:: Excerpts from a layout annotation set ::
★ ★ ★ ★ ★
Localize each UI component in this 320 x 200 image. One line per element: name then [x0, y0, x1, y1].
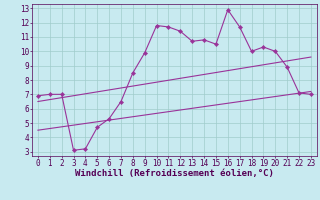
- X-axis label: Windchill (Refroidissement éolien,°C): Windchill (Refroidissement éolien,°C): [75, 169, 274, 178]
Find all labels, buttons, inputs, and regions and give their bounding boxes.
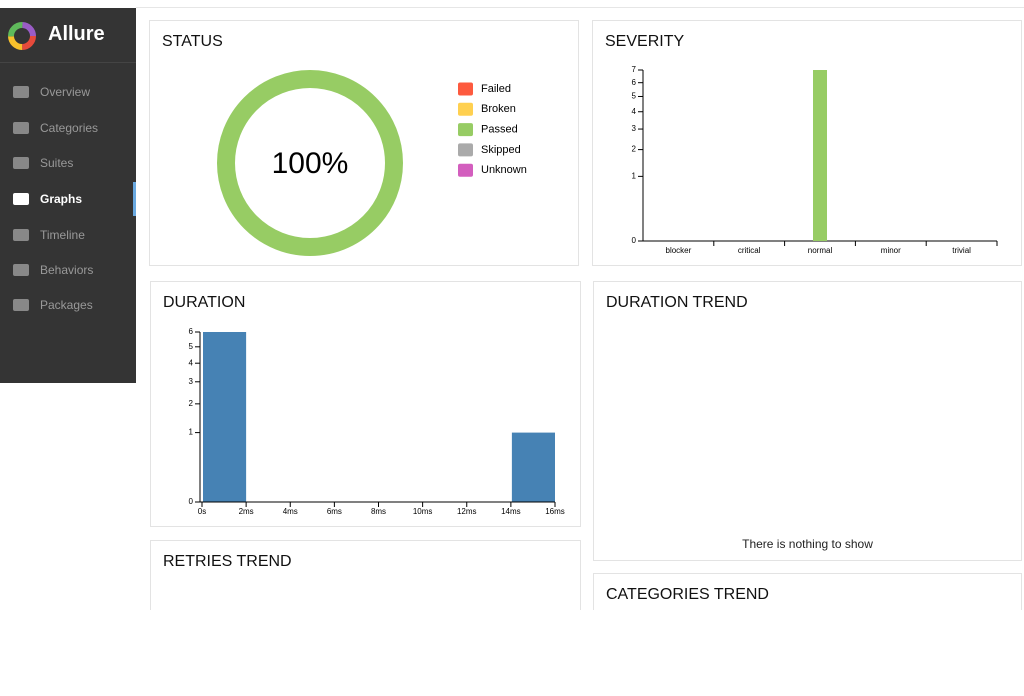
x-tick-label: 0s [198, 507, 206, 516]
y-tick-label: 2 [632, 145, 637, 154]
nav-item[interactable]: Suites [0, 146, 136, 180]
x-tick-label: trivial [952, 246, 971, 255]
nav-icon [13, 86, 29, 98]
nav-label: Categories [40, 121, 99, 135]
x-tick-label: 4ms [283, 507, 298, 516]
retries-trend-panel: RETRIES TREND [150, 540, 581, 610]
y-tick-label: 4 [632, 107, 637, 116]
panel-title: DURATION [163, 294, 246, 311]
x-tick-label: 14ms [501, 507, 521, 516]
legend-swatch [458, 143, 473, 157]
legend-label: Unknown [481, 164, 527, 176]
y-tick-label: 3 [632, 124, 637, 133]
legend-label: Passed [481, 124, 518, 136]
x-tick-label: critical [738, 246, 761, 255]
nav-icon [13, 157, 29, 169]
nav-label: Graphs [40, 192, 83, 206]
histogram-bar [203, 332, 247, 502]
nav-icon [13, 299, 29, 311]
panel-title: STATUS [162, 33, 223, 50]
legend-label: Skipped [481, 144, 521, 156]
nav-icon [13, 229, 29, 241]
x-tick-label: 2ms [239, 507, 254, 516]
x-tick-label: 8ms [371, 507, 386, 516]
nav-icon [13, 122, 29, 134]
nav-item[interactable]: Graphs [0, 182, 136, 216]
panel-title: SEVERITY [605, 33, 685, 50]
nav-icon [13, 193, 29, 205]
legend-swatch [458, 123, 473, 137]
bar [813, 70, 827, 241]
y-tick-label: 3 [189, 377, 194, 386]
x-tick-label: blocker [666, 246, 692, 255]
severity-panel: SEVERITY [592, 20, 1022, 266]
panel-title: CATEGORIES TREND [606, 586, 769, 603]
histogram-bar [511, 432, 555, 502]
x-tick-label: minor [881, 246, 901, 255]
pie-slice [217, 70, 403, 256]
nav-item[interactable]: Packages [0, 288, 136, 322]
y-tick-label: 6 [189, 327, 194, 336]
y-tick-label: 1 [189, 428, 194, 437]
y-tick-label: 0 [189, 497, 194, 506]
nav-item[interactable]: Timeline [0, 218, 136, 252]
brand[interactable]: Allure [48, 23, 105, 45]
y-tick-label: 5 [189, 342, 194, 351]
nav-item[interactable]: Overview [0, 75, 136, 109]
y-tick-label: 0 [632, 236, 637, 245]
x-tick-label: 16ms [545, 507, 565, 516]
nav-label: Timeline [40, 228, 85, 242]
legend-label: Broken [481, 103, 516, 115]
legend-swatch [458, 82, 473, 96]
page: Allure Overview Categories Suites Graphs Tim… [0, 7, 1024, 610]
y-tick-label: 4 [189, 358, 194, 367]
y-tick-label: 2 [189, 399, 194, 408]
nav-item[interactable]: Behaviors [0, 253, 136, 287]
categories-trend-panel: CATEGORIES TREND [593, 573, 1022, 610]
y-tick-label: 7 [632, 65, 637, 74]
nav-icon [13, 264, 29, 276]
charts: 100% Failed Broken Passed Skipped Unknown 0 1 2 3… [189, 65, 998, 516]
x-tick-label: 10ms [413, 507, 433, 516]
center-label: 100% [272, 147, 349, 180]
empty-message: There is nothing to show [742, 537, 873, 551]
sidebar: Allure Overview Categories Suites Graphs Tim… [0, 8, 136, 383]
x-tick-label: 12ms [457, 507, 477, 516]
y-tick-label: 6 [632, 78, 637, 87]
panel-title: RETRIES TREND [163, 553, 292, 570]
nav-item[interactable]: Categories [0, 111, 136, 145]
legend-swatch [458, 163, 473, 177]
y-tick-label: 5 [632, 92, 637, 101]
nav-label: Packages [40, 298, 93, 312]
nav-label: Suites [40, 156, 74, 170]
legend-label: Failed [481, 83, 511, 95]
panel-title: DURATION TREND [606, 294, 748, 311]
y-tick-label: 1 [632, 171, 637, 180]
x-tick-label: 6ms [327, 507, 342, 516]
x-tick-label: normal [808, 246, 833, 255]
legend-swatch [458, 102, 473, 116]
nav-label: Overview [40, 85, 91, 99]
nav-label: Behaviors [40, 263, 94, 277]
duration-trend-panel: DURATION TREND There is nothing to show [593, 281, 1022, 561]
logo [8, 22, 36, 50]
★ ★ ★ ★ ★
Reproduce all of the data above, substituting "box coordinates" for every "bounding boxes" and keeping everything else unchanged. Omit the pictures from your copy.

Localize each UI component in this 320 x 200 image. One line per element: name then [x0, y0, x1, y1].
- X-axis label: Windchill (Refroidissement éolien,°C): Windchill (Refroidissement éolien,°C): [75, 169, 274, 178]
Find all labels, buttons, inputs, and regions and give their box coordinates.
x-tick-label: 0s [198, 507, 206, 516]
y-tick-label: 2 [632, 145, 637, 154]
nav-item[interactable]: Suites [0, 146, 136, 180]
x-tick-label: trivial [952, 246, 971, 255]
nav-icon [13, 86, 29, 98]
nav-label: Categories [40, 121, 99, 135]
x-tick-label: 4ms [283, 507, 298, 516]
retries-trend-panel: RETRIES TREND [150, 540, 581, 610]
y-tick-label: 4 [632, 107, 637, 116]
panel-title: DURATION [163, 294, 246, 311]
x-tick-label: 14ms [501, 507, 521, 516]
legend-swatch [458, 143, 473, 157]
legend-label: Unknown [481, 164, 527, 176]
y-tick-label: 3 [632, 124, 637, 133]
legend-label: Passed [481, 124, 518, 136]
x-tick-label: critical [738, 246, 761, 255]
nav-icon [13, 157, 29, 169]
nav-label: Graphs [40, 192, 83, 206]
histogram-bar [203, 332, 247, 502]
nav-icon [13, 299, 29, 311]
panel-title: STATUS [162, 33, 223, 50]
legend-label: Skipped [481, 144, 521, 156]
nav-icon [13, 229, 29, 241]
x-tick-label: 2ms [239, 507, 254, 516]
x-tick-label: 8ms [371, 507, 386, 516]
nav-icon [13, 122, 29, 134]
nav-item[interactable]: Graphs [0, 182, 136, 216]
panel-title: SEVERITY [605, 33, 685, 50]
nav-icon [13, 193, 29, 205]
legend-swatch [458, 123, 473, 137]
bar [813, 70, 827, 241]
y-tick-label: 3 [189, 377, 194, 386]
x-tick-label: blocker [666, 246, 692, 255]
severity-panel: SEVERITY [592, 20, 1022, 266]
panel-title: CATEGORIES TREND [606, 586, 769, 603]
histogram-bar [511, 432, 555, 502]
x-tick-label: minor [881, 246, 901, 255]
pie-slice [217, 70, 403, 256]
nav-item[interactable]: Packages [0, 288, 136, 322]
y-tick-label: 6 [189, 327, 194, 336]
y-tick-label: 1 [189, 428, 194, 437]
y-tick-label: 0 [189, 497, 194, 506]
nav-item[interactable]: Timeline [0, 218, 136, 252]
brand[interactable]: Allure [48, 23, 105, 45]
y-tick-label: 5 [189, 342, 194, 351]
nav-item[interactable]: Overview [0, 75, 136, 109]
y-tick-label: 0 [632, 236, 637, 245]
x-tick-label: 16ms [545, 507, 565, 516]
nav-label: Timeline [40, 228, 85, 242]
legend-label: Broken [481, 103, 516, 115]
legend-swatch [458, 82, 473, 96]
page: Allure Overview Categories Suites Graphs Tim… [0, 7, 1024, 610]
y-tick-label: 4 [189, 358, 194, 367]
y-tick-label: 2 [189, 399, 194, 408]
nav-item[interactable]: Behaviors [0, 253, 136, 287]
categories-trend-panel: CATEGORIES TREND [593, 573, 1022, 610]
y-tick-label: 7 [632, 65, 637, 74]
nav-icon [13, 264, 29, 276]
charts: 100% Failed Broken Passed Skipped Unknown 0 1 2 3… [189, 65, 998, 516]
x-tick-label: 10ms [413, 507, 433, 516]
center-label: 100% [272, 147, 349, 180]
empty-message: There is nothing to show [742, 537, 873, 551]
sidebar: Allure Overview Categories Suites Graphs Tim… [0, 8, 136, 383]
x-tick-label: 12ms [457, 507, 477, 516]
y-tick-label: 6 [632, 78, 637, 87]
panel-title: RETRIES TREND [163, 553, 292, 570]
nav-item[interactable]: Categories [0, 111, 136, 145]
legend-swatch [458, 163, 473, 177]
y-tick-label: 5 [632, 92, 637, 101]
nav-label: Packages [40, 298, 93, 312]
nav-label: Suites [40, 156, 74, 170]
legend-label: Failed [481, 83, 511, 95]
panel-title: DURATION TREND [606, 294, 748, 311]
y-tick-label: 1 [632, 171, 637, 180]
x-tick-label: 6ms [327, 507, 342, 516]
x-tick-label: normal [808, 246, 833, 255]
legend-swatch [458, 102, 473, 116]
nav-label: Overview [40, 85, 91, 99]
nav-label: Behaviors [40, 263, 94, 277]
duration-trend-panel: DURATION TREND There is nothing to show [593, 281, 1022, 561]
logo [8, 22, 36, 50]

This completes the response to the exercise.